> _EXERCISE DATA_:
::::::::

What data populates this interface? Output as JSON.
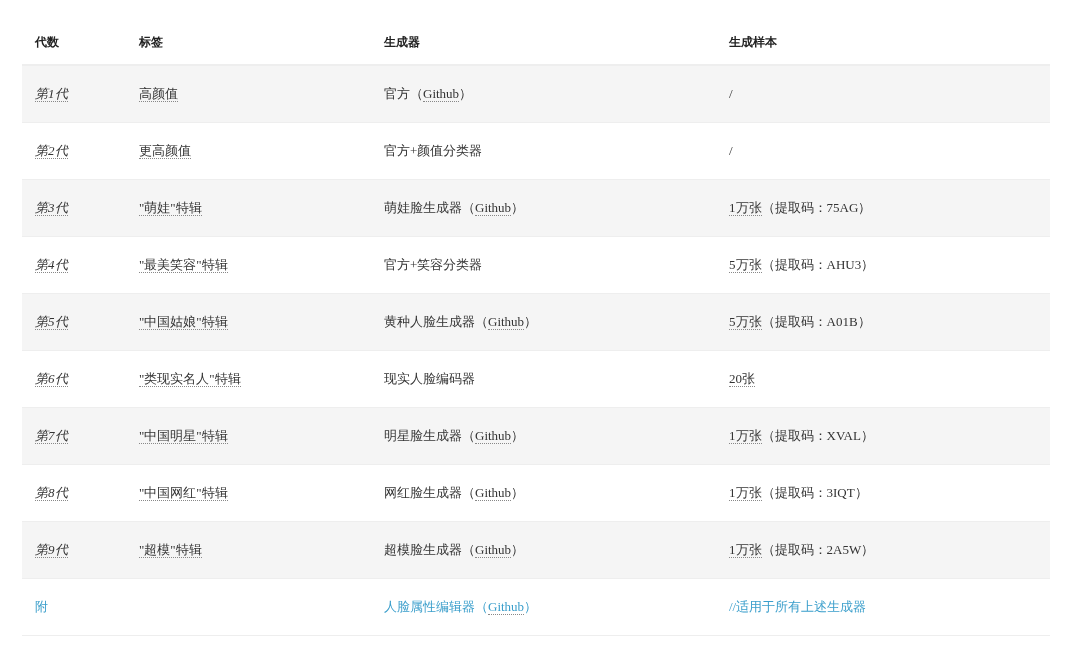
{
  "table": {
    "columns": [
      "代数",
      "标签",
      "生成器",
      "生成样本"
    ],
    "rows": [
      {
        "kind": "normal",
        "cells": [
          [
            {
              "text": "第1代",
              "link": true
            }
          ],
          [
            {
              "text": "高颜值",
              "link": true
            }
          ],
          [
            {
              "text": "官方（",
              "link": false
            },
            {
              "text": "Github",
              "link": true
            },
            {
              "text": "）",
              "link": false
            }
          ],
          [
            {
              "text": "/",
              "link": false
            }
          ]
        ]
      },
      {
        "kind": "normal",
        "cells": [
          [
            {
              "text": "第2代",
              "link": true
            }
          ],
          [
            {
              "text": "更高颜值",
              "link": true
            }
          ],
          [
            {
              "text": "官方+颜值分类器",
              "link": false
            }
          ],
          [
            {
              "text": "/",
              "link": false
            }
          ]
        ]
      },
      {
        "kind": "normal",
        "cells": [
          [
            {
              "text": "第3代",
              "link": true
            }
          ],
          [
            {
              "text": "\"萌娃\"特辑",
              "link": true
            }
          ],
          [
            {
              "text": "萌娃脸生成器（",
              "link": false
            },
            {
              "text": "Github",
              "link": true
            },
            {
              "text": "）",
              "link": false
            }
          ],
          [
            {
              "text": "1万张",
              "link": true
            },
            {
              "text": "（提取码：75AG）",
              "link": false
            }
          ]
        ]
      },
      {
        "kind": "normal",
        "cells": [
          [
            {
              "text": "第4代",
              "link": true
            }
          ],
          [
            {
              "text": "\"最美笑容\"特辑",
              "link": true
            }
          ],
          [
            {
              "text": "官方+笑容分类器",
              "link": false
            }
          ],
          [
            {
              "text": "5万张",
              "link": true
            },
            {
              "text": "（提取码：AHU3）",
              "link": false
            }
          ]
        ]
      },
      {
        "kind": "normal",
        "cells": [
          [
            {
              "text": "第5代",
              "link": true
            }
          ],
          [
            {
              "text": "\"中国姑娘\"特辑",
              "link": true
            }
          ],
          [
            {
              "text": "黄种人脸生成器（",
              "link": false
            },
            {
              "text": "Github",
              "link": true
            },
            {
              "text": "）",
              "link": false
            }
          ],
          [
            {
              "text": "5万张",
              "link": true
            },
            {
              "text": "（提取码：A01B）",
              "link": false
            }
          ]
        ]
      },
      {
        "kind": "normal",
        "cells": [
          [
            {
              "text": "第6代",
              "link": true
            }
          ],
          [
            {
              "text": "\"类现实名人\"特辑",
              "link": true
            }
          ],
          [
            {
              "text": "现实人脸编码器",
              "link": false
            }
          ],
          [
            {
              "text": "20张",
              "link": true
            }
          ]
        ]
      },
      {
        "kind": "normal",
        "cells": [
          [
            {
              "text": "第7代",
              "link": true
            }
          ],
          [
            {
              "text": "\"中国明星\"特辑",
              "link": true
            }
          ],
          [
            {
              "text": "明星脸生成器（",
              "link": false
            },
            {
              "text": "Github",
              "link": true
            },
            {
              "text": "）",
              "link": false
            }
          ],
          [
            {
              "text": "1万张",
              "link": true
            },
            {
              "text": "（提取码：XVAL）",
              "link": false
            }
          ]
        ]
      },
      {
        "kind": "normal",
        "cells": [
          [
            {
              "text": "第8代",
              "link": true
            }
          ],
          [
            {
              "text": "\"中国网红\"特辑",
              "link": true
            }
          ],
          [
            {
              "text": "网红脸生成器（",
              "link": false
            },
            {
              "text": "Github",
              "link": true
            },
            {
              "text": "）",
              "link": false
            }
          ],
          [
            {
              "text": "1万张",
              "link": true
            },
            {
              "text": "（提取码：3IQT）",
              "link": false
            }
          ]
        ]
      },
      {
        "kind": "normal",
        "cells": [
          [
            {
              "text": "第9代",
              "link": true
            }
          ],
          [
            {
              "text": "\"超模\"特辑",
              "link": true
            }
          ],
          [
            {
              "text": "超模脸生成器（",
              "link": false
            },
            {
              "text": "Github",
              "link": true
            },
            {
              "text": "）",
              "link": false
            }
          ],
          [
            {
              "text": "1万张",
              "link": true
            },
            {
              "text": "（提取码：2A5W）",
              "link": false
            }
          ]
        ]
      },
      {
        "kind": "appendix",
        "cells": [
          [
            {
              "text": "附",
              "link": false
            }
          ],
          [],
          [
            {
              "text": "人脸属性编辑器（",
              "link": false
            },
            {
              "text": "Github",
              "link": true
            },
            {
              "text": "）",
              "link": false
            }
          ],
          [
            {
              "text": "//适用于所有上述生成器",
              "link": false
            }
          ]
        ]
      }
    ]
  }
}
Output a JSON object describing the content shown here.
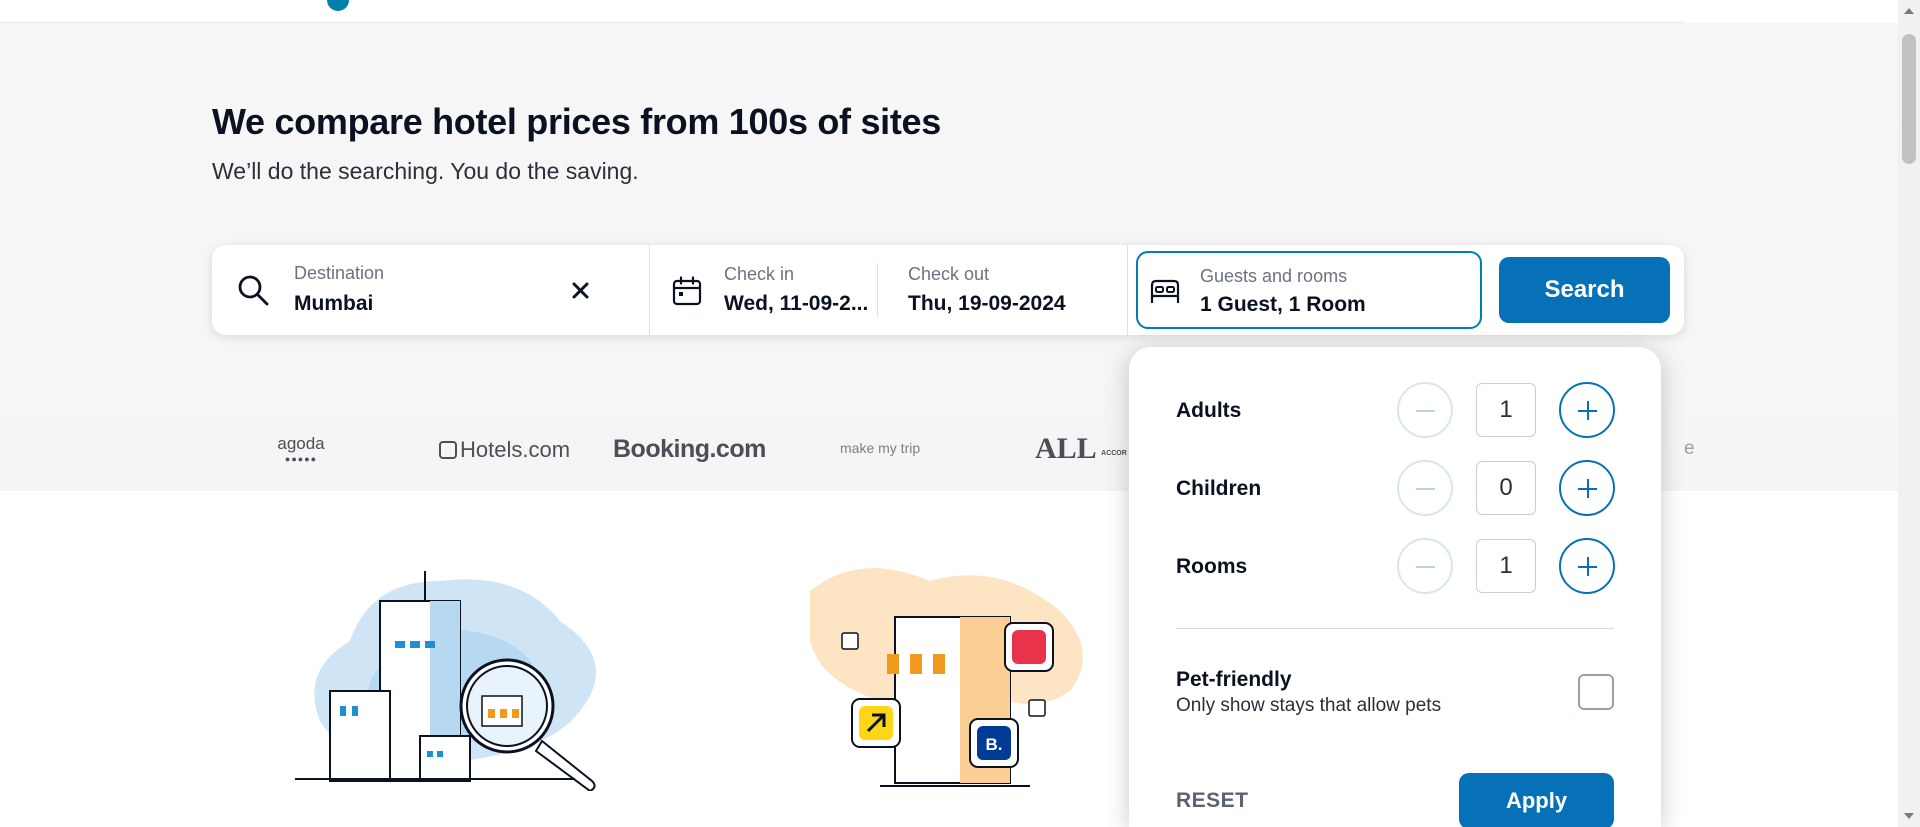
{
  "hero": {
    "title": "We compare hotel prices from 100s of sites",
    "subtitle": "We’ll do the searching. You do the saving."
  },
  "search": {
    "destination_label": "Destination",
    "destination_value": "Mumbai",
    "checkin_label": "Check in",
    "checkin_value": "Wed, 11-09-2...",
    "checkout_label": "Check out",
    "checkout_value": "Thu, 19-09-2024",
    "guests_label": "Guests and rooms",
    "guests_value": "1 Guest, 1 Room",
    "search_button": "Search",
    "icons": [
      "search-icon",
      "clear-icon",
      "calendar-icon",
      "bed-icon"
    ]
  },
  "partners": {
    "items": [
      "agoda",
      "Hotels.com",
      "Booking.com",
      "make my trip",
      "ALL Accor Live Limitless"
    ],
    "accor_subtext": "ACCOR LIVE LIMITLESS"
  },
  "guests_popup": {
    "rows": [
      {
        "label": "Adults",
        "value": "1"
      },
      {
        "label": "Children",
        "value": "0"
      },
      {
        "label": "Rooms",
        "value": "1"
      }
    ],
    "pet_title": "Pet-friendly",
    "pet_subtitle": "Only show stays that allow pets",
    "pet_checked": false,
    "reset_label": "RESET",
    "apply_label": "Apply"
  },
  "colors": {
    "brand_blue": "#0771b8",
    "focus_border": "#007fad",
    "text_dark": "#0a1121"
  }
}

::::::::

Images must not appear in the copy; reproduce everything else in the records verbatim.

What data populates this interface? Output as JSON.
{
  "table": {
    "columns": [
      "代数",
      "标签",
      "生成器",
      "生成样本"
    ],
    "rows": [
      {
        "kind": "normal",
        "cells": [
          [
            {
              "text": "第1代",
              "link": true
            }
          ],
          [
            {
              "text": "高颜值",
              "link": true
            }
          ],
          [
            {
              "text": "官方（",
              "link": false
            },
            {
              "text": "Github",
              "link": true
            },
            {
              "text": "）",
              "link": false
            }
          ],
          [
            {
              "text": "/",
              "link": false
            }
          ]
        ]
      },
      {
        "kind": "normal",
        "cells": [
          [
            {
              "text": "第2代",
              "link": true
            }
          ],
          [
            {
              "text": "更高颜值",
              "link": true
            }
          ],
          [
            {
              "text": "官方+颜值分类器",
              "link": false
            }
          ],
          [
            {
              "text": "/",
              "link": false
            }
          ]
        ]
      },
      {
        "kind": "normal",
        "cells": [
          [
            {
              "text": "第3代",
              "link": true
            }
          ],
          [
            {
              "text": "\"萌娃\"特辑",
              "link": true
            }
          ],
          [
            {
              "text": "萌娃脸生成器（",
              "link": false
            },
            {
              "text": "Github",
              "link": true
            },
            {
              "text": "）",
              "link": false
            }
          ],
          [
            {
              "text": "1万张",
              "link": true
            },
            {
              "text": "（提取码：75AG）",
              "link": false
            }
          ]
        ]
      },
      {
        "kind": "normal",
        "cells": [
          [
            {
              "text": "第4代",
              "link": true
            }
          ],
          [
            {
              "text": "\"最美笑容\"特辑",
              "link": true
            }
          ],
          [
            {
              "text": "官方+笑容分类器",
              "link": false
            }
          ],
          [
            {
              "text": "5万张",
              "link": true
            },
            {
              "text": "（提取码：AHU3）",
              "link": false
            }
          ]
        ]
      },
      {
        "kind": "normal",
        "cells": [
          [
            {
              "text": "第5代",
              "link": true
            }
          ],
          [
            {
              "text": "\"中国姑娘\"特辑",
              "link": true
            }
          ],
          [
            {
              "text": "黄种人脸生成器（",
              "link": false
            },
            {
              "text": "Github",
              "link": true
            },
            {
              "text": "）",
              "link": false
            }
          ],
          [
            {
              "text": "5万张",
              "link": true
            },
            {
              "text": "（提取码：A01B）",
              "link": false
            }
          ]
        ]
      },
      {
        "kind": "normal",
        "cells": [
          [
            {
              "text": "第6代",
              "link": true
            }
          ],
          [
            {
              "text": "\"类现实名人\"特辑",
              "link": true
            }
          ],
          [
            {
              "text": "现实人脸编码器",
              "link": false
            }
          ],
          [
            {
              "text": "20张",
              "link": true
            }
          ]
        ]
      },
      {
        "kind": "normal",
        "cells": [
          [
            {
              "text": "第7代",
              "link": true
            }
          ],
          [
            {
              "text": "\"中国明星\"特辑",
              "link": true
            }
          ],
          [
            {
              "text": "明星脸生成器（",
              "link": false
            },
            {
              "text": "Github",
              "link": true
            },
            {
              "text": "）",
              "link": false
            }
          ],
          [
            {
              "text": "1万张",
              "link": true
            },
            {
              "text": "（提取码：XVAL）",
              "link": false
            }
          ]
        ]
      },
      {
        "kind": "normal",
        "cells": [
          [
            {
              "text": "第8代",
              "link": true
            }
          ],
          [
            {
              "text": "\"中国网红\"特辑",
              "link": true
            }
          ],
          [
            {
              "text": "网红脸生成器（",
              "link": false
            },
            {
              "text": "Github",
              "link": true
            },
            {
              "text": "）",
              "link": false
            }
          ],
          [
            {
              "text": "1万张",
              "link": true
            },
            {
              "text": "（提取码：3IQT）",
              "link": false
            }
          ]
        ]
      },
      {
        "kind": "normal",
        "cells": [
          [
            {
              "text": "第9代",
              "link": true
            }
          ],
          [
            {
              "text": "\"超模\"特辑",
              "link": true
            }
          ],
          [
            {
              "text": "超模脸生成器（",
              "link": false
            },
            {
              "text": "Github",
              "link": true
            },
            {
              "text": "）",
              "link": false
            }
          ],
          [
            {
              "text": "1万张",
              "link": true
            },
            {
              "text": "（提取码：2A5W）",
              "link": false
            }
          ]
        ]
      },
      {
        "kind": "appendix",
        "cells": [
          [
            {
              "text": "附",
              "link": false
            }
          ],
          [],
          [
            {
              "text": "人脸属性编辑器（",
              "link": false
            },
            {
              "text": "Github",
              "link": true
            },
            {
              "text": "）",
              "link": false
            }
          ],
          [
            {
              "text": "//适用于所有上述生成器",
              "link": false
            }
          ]
        ]
      }
    ]
  }
}
Output a JSON object describing the content shown here.
{
  "hero": {
    "title": "We compare hotel prices from 100s of sites",
    "subtitle": "We’ll do the searching. You do the saving."
  },
  "search": {
    "destination_label": "Destination",
    "destination_value": "Mumbai",
    "checkin_label": "Check in",
    "checkin_value": "Wed, 11-09-2...",
    "checkout_label": "Check out",
    "checkout_value": "Thu, 19-09-2024",
    "guests_label": "Guests and rooms",
    "guests_value": "1 Guest, 1 Room",
    "search_button": "Search",
    "icons": [
      "search-icon",
      "clear-icon",
      "calendar-icon",
      "bed-icon"
    ]
  },
  "partners": {
    "items": [
      "agoda",
      "Hotels.com",
      "Booking.com",
      "make my trip",
      "ALL Accor Live Limitless"
    ],
    "accor_subtext": "ACCOR LIVE LIMITLESS"
  },
  "guests_popup": {
    "rows": [
      {
        "label": "Adults",
        "value": "1"
      },
      {
        "label": "Children",
        "value": "0"
      },
      {
        "label": "Rooms",
        "value": "1"
      }
    ],
    "pet_title": "Pet-friendly",
    "pet_subtitle": "Only show stays that allow pets",
    "pet_checked": false,
    "reset_label": "RESET",
    "apply_label": "Apply"
  },
  "colors": {
    "brand_blue": "#0771b8",
    "focus_border": "#007fad",
    "text_dark": "#0a1121"
  }
}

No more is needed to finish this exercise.